Set down all of the entries word for word, omitting the images they contain.
──────── Raw data
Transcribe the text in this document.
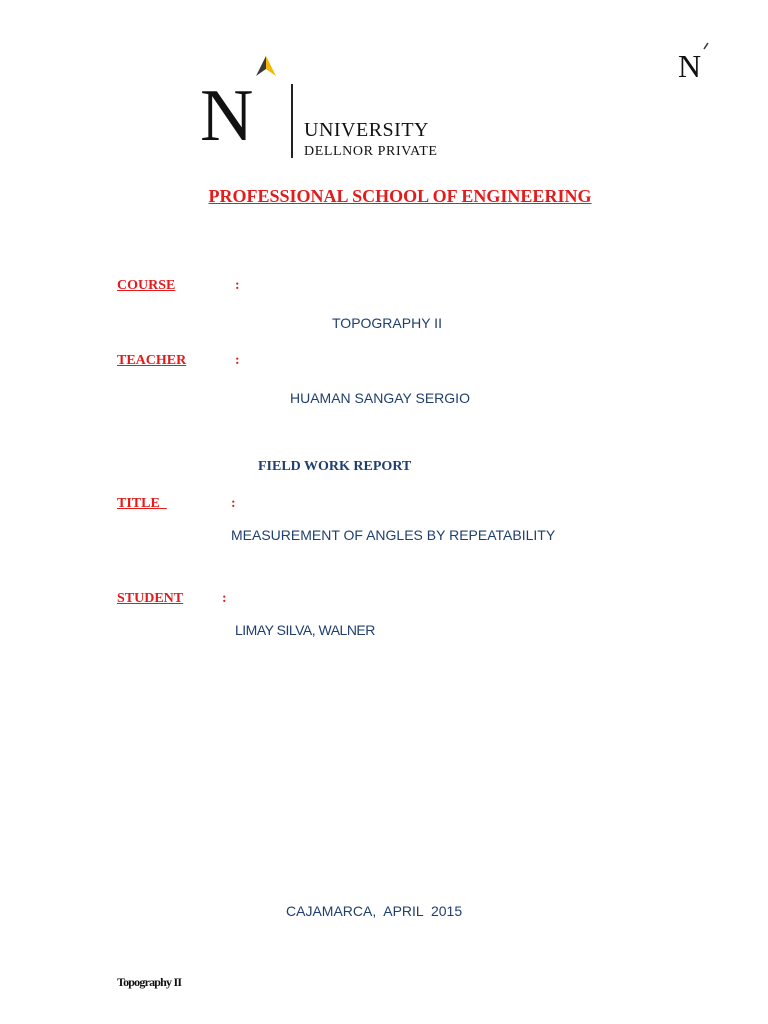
N
N	UNIVERSITY
DELLNOR PRIVATE
PROFESSIONAL SCHOOL OF ENGINEERING
COURSE	:
TOPOGRAPHY II
TEACHER	:
HUAMAN SANGAY SERGIO
FIELD WORK REPORT
TITLE	:
MEASUREMENT OF ANGLES BY REPEATABILITY
STUDENT	:
LIMAY SILVA, WALNER
CAJAMARCA,  APRIL  2015
Topography II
────────────────
Written solution ▸
Transcribe the text in this document.
N
N	UNIVERSITY
DELLNOR PRIVATE
PROFESSIONAL SCHOOL OF ENGINEERING
COURSE	:
TOPOGRAPHY II
TEACHER	:
HUAMAN SANGAY SERGIO
FIELD WORK REPORT
TITLE	:
MEASUREMENT OF ANGLES BY REPEATABILITY
STUDENT	:
LIMAY SILVA, WALNER
CAJAMARCA,  APRIL  2015
Topography II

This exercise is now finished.